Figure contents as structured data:
━━━

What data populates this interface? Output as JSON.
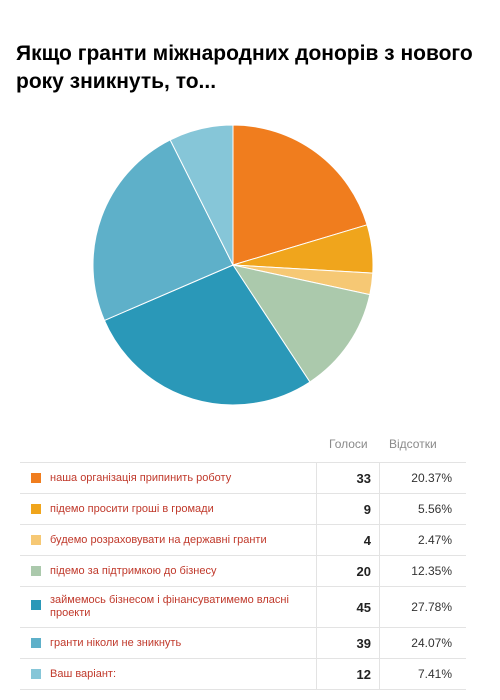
{
  "chart_data": {
    "type": "pie",
    "title": "Якщо гранти міжнародних донорів з нового року зникнуть, то...",
    "columns": {
      "votes": "Голоси",
      "percent": "Відсотки"
    },
    "slices": [
      {
        "label": "наша організація припинить роботу",
        "votes": "33",
        "percent": "20.37%",
        "value": 20.37,
        "color": "#f07d1e"
      },
      {
        "label": "підемо просити гроші в громади",
        "votes": "9",
        "percent": "5.56%",
        "value": 5.56,
        "color": "#f0a51c"
      },
      {
        "label": "будемо розраховувати на державні гранти",
        "votes": "4",
        "percent": "2.47%",
        "value": 2.47,
        "color": "#f6c874"
      },
      {
        "label": "підемо за підтримкою до бізнесу",
        "votes": "20",
        "percent": "12.35%",
        "value": 12.35,
        "color": "#abc9ac"
      },
      {
        "label": "займемось бізнесом і фінансуватимемо власні проекти",
        "votes": "45",
        "percent": "27.78%",
        "value": 27.78,
        "color": "#2a98b8"
      },
      {
        "label": "гранти ніколи не зникнуть",
        "votes": "39",
        "percent": "24.07%",
        "value": 24.07,
        "color": "#5eb0c9"
      },
      {
        "label": "Ваш варіант:",
        "votes": "12",
        "percent": "7.41%",
        "value": 7.41,
        "color": "#86c6d8"
      }
    ]
  }
}
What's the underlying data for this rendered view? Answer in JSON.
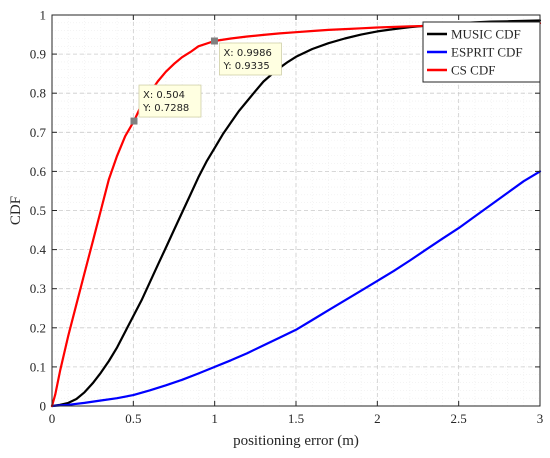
{
  "chart_data": {
    "type": "line",
    "title": "",
    "xlabel": "positioning error (m)",
    "ylabel": "CDF",
    "xlim": [
      0,
      3
    ],
    "ylim": [
      0,
      1
    ],
    "x_ticks": [
      "0",
      "0.5",
      "1",
      "1.5",
      "2",
      "2.5",
      "3"
    ],
    "y_ticks": [
      "0",
      "0.1",
      "0.2",
      "0.3",
      "0.4",
      "0.5",
      "0.6",
      "0.7",
      "0.8",
      "0.9",
      "1"
    ],
    "grid": true,
    "minor_grid": true,
    "legend_position": "top-right",
    "series": [
      {
        "name": "MUSIC CDF",
        "color": "#000000",
        "x": [
          0,
          0.05,
          0.1,
          0.15,
          0.2,
          0.25,
          0.3,
          0.35,
          0.4,
          0.45,
          0.5,
          0.55,
          0.6,
          0.65,
          0.7,
          0.75,
          0.8,
          0.85,
          0.9,
          0.95,
          1.0,
          1.05,
          1.1,
          1.15,
          1.2,
          1.25,
          1.3,
          1.35,
          1.4,
          1.45,
          1.5,
          1.6,
          1.7,
          1.8,
          1.9,
          2.0,
          2.1,
          2.2,
          2.3,
          2.4,
          2.5,
          2.6,
          2.7,
          2.8,
          2.9,
          3.0
        ],
        "y": [
          0,
          0.003,
          0.008,
          0.018,
          0.035,
          0.058,
          0.085,
          0.115,
          0.15,
          0.19,
          0.23,
          0.27,
          0.315,
          0.36,
          0.405,
          0.45,
          0.495,
          0.54,
          0.585,
          0.625,
          0.66,
          0.695,
          0.725,
          0.755,
          0.78,
          0.805,
          0.83,
          0.848,
          0.865,
          0.88,
          0.893,
          0.913,
          0.928,
          0.94,
          0.95,
          0.958,
          0.964,
          0.969,
          0.973,
          0.976,
          0.979,
          0.981,
          0.983,
          0.984,
          0.985,
          0.986
        ]
      },
      {
        "name": "ESPRIT CDF",
        "color": "#0000ff",
        "x": [
          0,
          0.1,
          0.2,
          0.3,
          0.4,
          0.5,
          0.6,
          0.7,
          0.8,
          0.9,
          1.0,
          1.1,
          1.2,
          1.3,
          1.4,
          1.5,
          1.6,
          1.7,
          1.8,
          1.9,
          2.0,
          2.1,
          2.2,
          2.3,
          2.4,
          2.5,
          2.6,
          2.7,
          2.8,
          2.9,
          3.0
        ],
        "y": [
          0,
          0.003,
          0.008,
          0.014,
          0.02,
          0.028,
          0.04,
          0.053,
          0.067,
          0.083,
          0.1,
          0.117,
          0.135,
          0.155,
          0.175,
          0.195,
          0.22,
          0.245,
          0.27,
          0.295,
          0.32,
          0.345,
          0.372,
          0.4,
          0.428,
          0.455,
          0.485,
          0.515,
          0.545,
          0.575,
          0.6
        ]
      },
      {
        "name": "CS CDF",
        "color": "#ff0000",
        "x": [
          0,
          0.02,
          0.05,
          0.1,
          0.15,
          0.2,
          0.25,
          0.3,
          0.35,
          0.4,
          0.45,
          0.504,
          0.55,
          0.6,
          0.65,
          0.7,
          0.75,
          0.8,
          0.85,
          0.9,
          0.9986,
          1.1,
          1.2,
          1.3,
          1.4,
          1.5,
          1.6,
          1.7,
          1.8,
          1.9,
          2.0,
          2.2,
          2.4,
          2.6,
          2.8,
          3.0
        ],
        "y": [
          0,
          0.03,
          0.09,
          0.18,
          0.26,
          0.34,
          0.42,
          0.5,
          0.58,
          0.64,
          0.69,
          0.7288,
          0.77,
          0.8,
          0.83,
          0.855,
          0.875,
          0.892,
          0.905,
          0.92,
          0.9335,
          0.94,
          0.945,
          0.949,
          0.953,
          0.956,
          0.959,
          0.962,
          0.964,
          0.966,
          0.968,
          0.971,
          0.973,
          0.975,
          0.977,
          0.979
        ]
      }
    ],
    "data_tips": [
      {
        "x": 0.504,
        "y": 0.7288,
        "x_label": "X: 0.504",
        "y_label": "Y: 0.7288"
      },
      {
        "x": 0.9986,
        "y": 0.9335,
        "x_label": "X: 0.9986",
        "y_label": "Y: 0.9335"
      }
    ]
  }
}
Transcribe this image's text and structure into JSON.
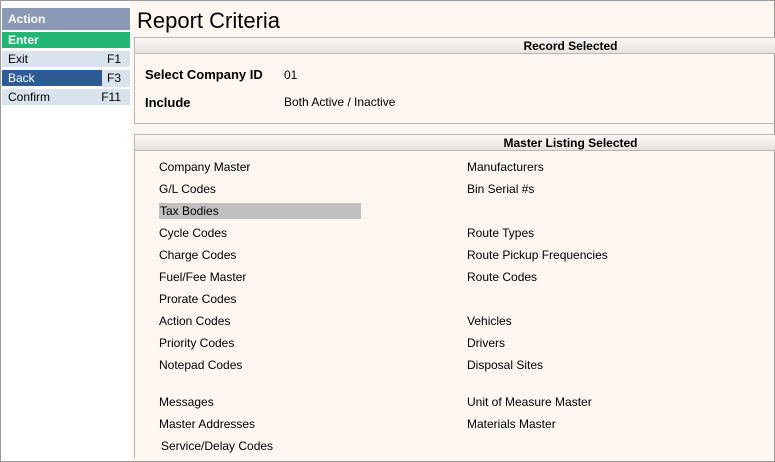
{
  "sidebar": {
    "header": "Action",
    "items": [
      {
        "label": "Enter",
        "key": ""
      },
      {
        "label": "Exit",
        "key": "F1"
      },
      {
        "label": "Back",
        "key": "F3"
      },
      {
        "label": "Confirm",
        "key": "F11"
      }
    ]
  },
  "title": "Report Criteria",
  "record": {
    "header": "Record Selected",
    "company_label": "Select Company ID",
    "company_value": "01",
    "include_label": "Include",
    "include_value": "Both Active / Inactive"
  },
  "master": {
    "header": "Master Listing Selected",
    "left": [
      "Company Master",
      "G/L Codes",
      "Tax Bodies",
      "Cycle Codes",
      "Charge Codes",
      "Fuel/Fee Master",
      "Prorate Codes",
      "Action Codes",
      "Priority Codes",
      "Notepad Codes",
      "Messages",
      "Master Addresses",
      "Service/Delay Codes"
    ],
    "right": [
      "Manufacturers",
      "Bin Serial #s",
      "Route Types",
      "Route Pickup Frequencies",
      "Route Codes",
      "Vehicles",
      "Drivers",
      "Disposal Sites",
      "Unit of Measure Master",
      "Materials Master"
    ]
  },
  "colors": {
    "background": "#fdf6f1",
    "action_header": "#8a99b5",
    "enter": "#22b573",
    "selected_action": "#2e5b94",
    "action_item": "#d9e3ee",
    "selected_listing": "#c0c0c0"
  }
}
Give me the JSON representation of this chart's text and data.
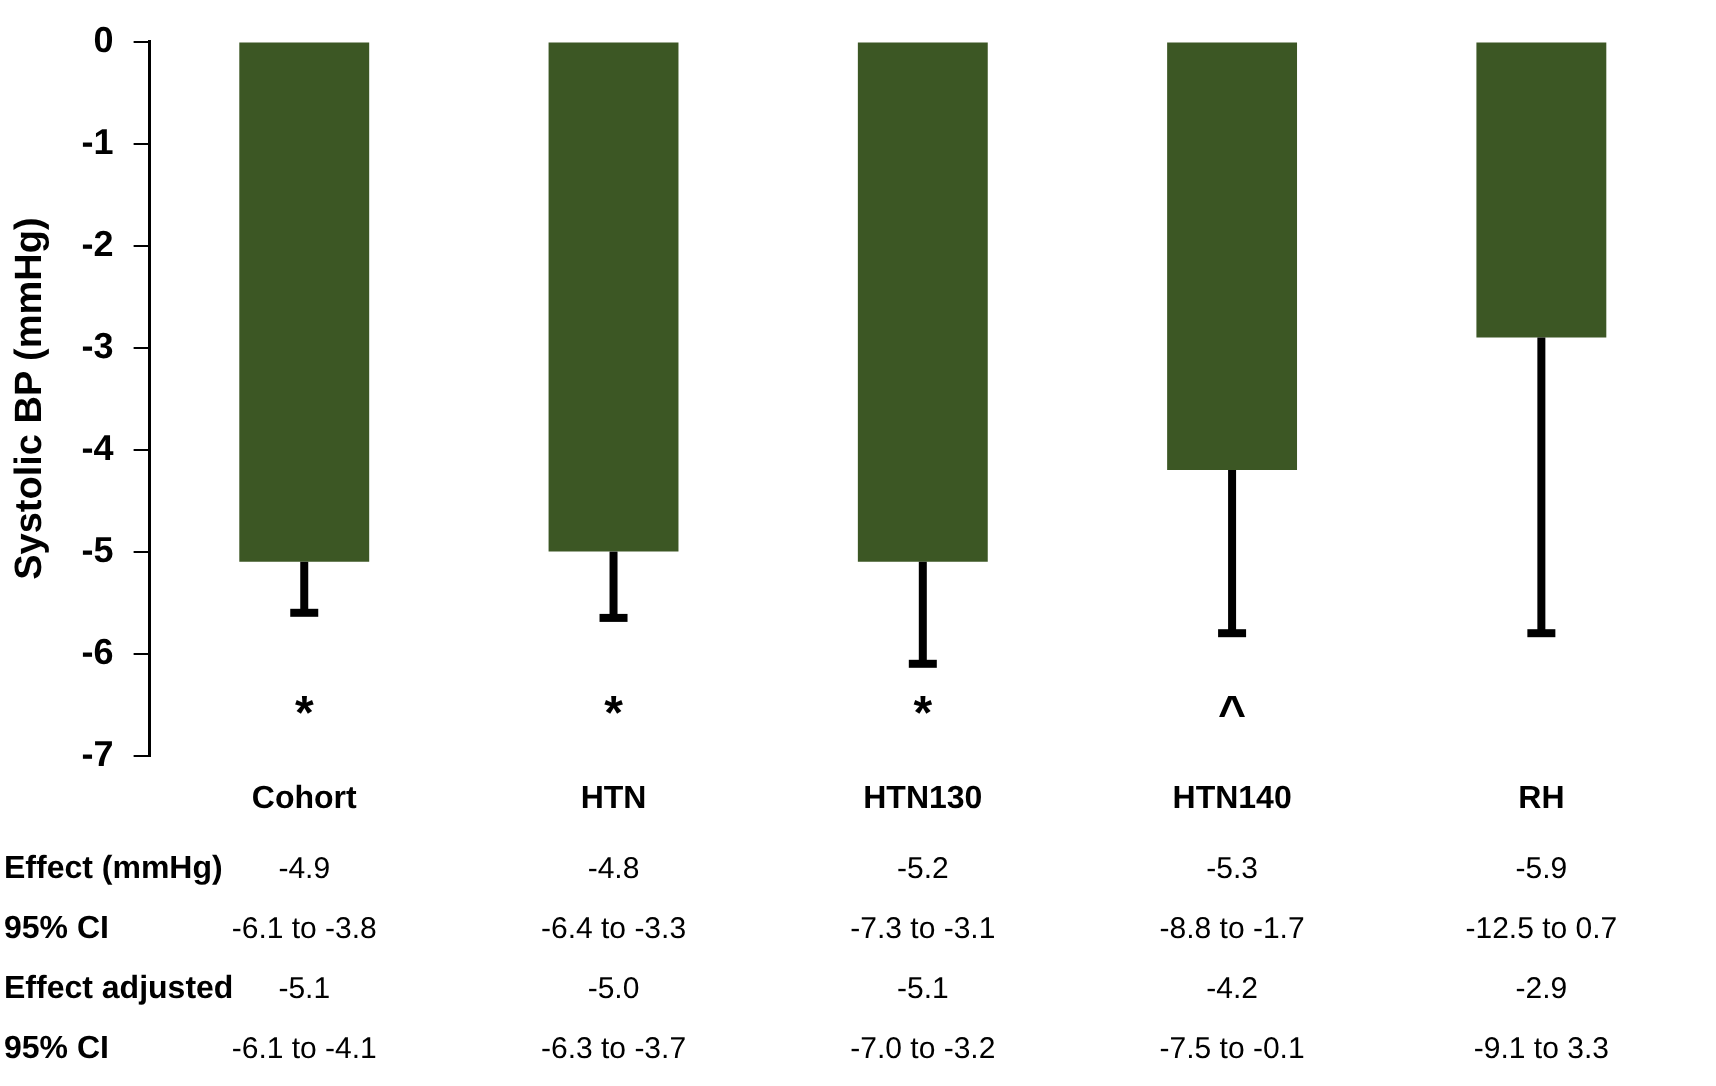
{
  "chart_data": {
    "type": "bar",
    "ylabel": "Systolic BP (mmHg)",
    "categories": [
      "Cohort",
      "HTN",
      "HTN130",
      "HTN140",
      "RH"
    ],
    "values": [
      -5.1,
      -5.0,
      -5.1,
      -4.2,
      -2.9
    ],
    "color": "#3c5724",
    "errors": [
      [
        -5.6,
        -5.1
      ],
      [
        -5.65,
        -5.0
      ],
      [
        -6.1,
        -5.1
      ],
      [
        -5.8,
        -4.2
      ],
      [
        -5.8,
        -2.9
      ]
    ],
    "ylim": [
      -7,
      0
    ],
    "yticks": [
      0,
      -1,
      -2,
      -3,
      -4,
      -5,
      -6,
      -7
    ],
    "grid": false,
    "legend": false,
    "annotations": [
      "*",
      "*",
      "*",
      "^",
      "Effect (mmHg)",
      "-4.9",
      "-4.8",
      "-5.2",
      "-5.3",
      "-5.9",
      "95% CI",
      "-6.1 to -3.8",
      "-6.4 to -3.3",
      "-7.3 to -3.1",
      "-8.8 to -1.7",
      "-12.5 to 0.7",
      "Effect adjusted",
      "-5.1",
      "-5.0",
      "-5.1",
      "-4.2",
      "-2.9",
      "95% CI",
      "-6.1 to -4.1",
      "-6.3 to -3.7",
      "-7.0 to -3.2",
      "-7.5 to -0.1",
      "-9.1 to 3.3"
    ]
  }
}
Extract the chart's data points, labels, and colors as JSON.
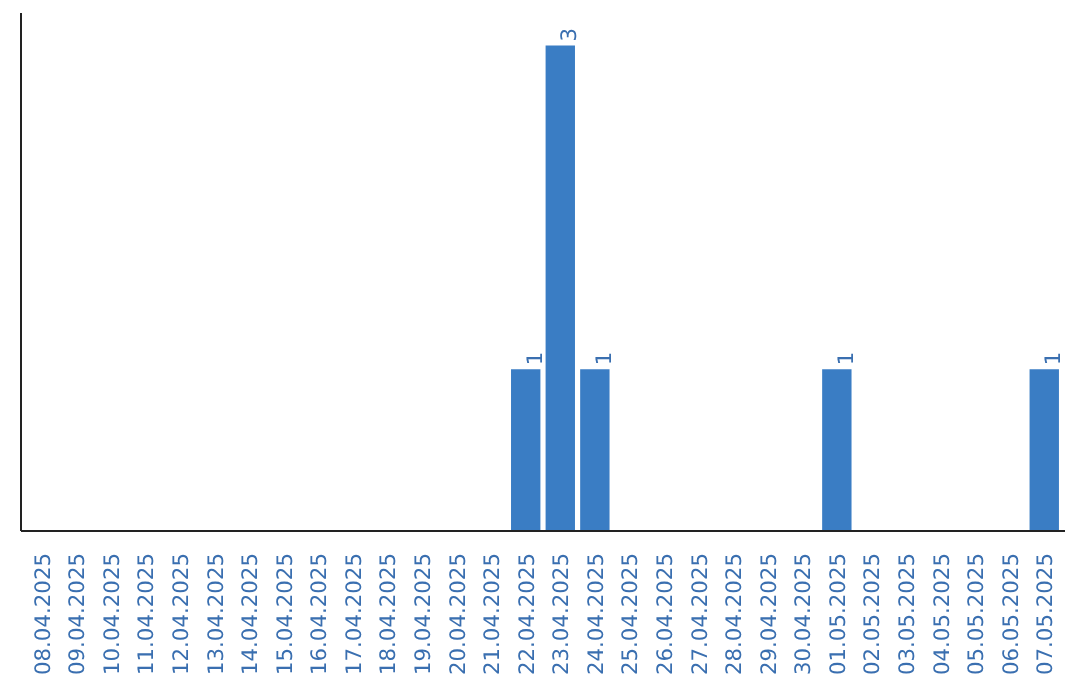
{
  "chart_data": {
    "type": "bar",
    "categories": [
      "08.04.2025",
      "09.04.2025",
      "10.04.2025",
      "11.04.2025",
      "12.04.2025",
      "13.04.2025",
      "14.04.2025",
      "15.04.2025",
      "16.04.2025",
      "17.04.2025",
      "18.04.2025",
      "19.04.2025",
      "20.04.2025",
      "21.04.2025",
      "22.04.2025",
      "23.04.2025",
      "24.04.2025",
      "25.04.2025",
      "26.04.2025",
      "27.04.2025",
      "28.04.2025",
      "29.04.2025",
      "30.04.2025",
      "01.05.2025",
      "02.05.2025",
      "03.05.2025",
      "04.05.2025",
      "05.05.2025",
      "06.05.2025",
      "07.05.2025"
    ],
    "values": [
      null,
      null,
      null,
      null,
      null,
      null,
      null,
      null,
      null,
      null,
      null,
      null,
      null,
      null,
      1,
      3,
      1,
      null,
      null,
      null,
      null,
      null,
      null,
      1,
      null,
      null,
      null,
      null,
      null,
      1
    ],
    "ylim": [
      0,
      3.2
    ],
    "value_labels": [
      null,
      null,
      null,
      null,
      null,
      null,
      null,
      null,
      null,
      null,
      null,
      null,
      null,
      null,
      "1",
      "3",
      "1",
      null,
      null,
      null,
      null,
      null,
      null,
      "1",
      null,
      null,
      null,
      null,
      null,
      "1"
    ],
    "color": "#3a7dc4",
    "tick_labels": "x",
    "grid": false
  }
}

━━━

Report only how many lines in the entries contain "percent".

■ Response:
8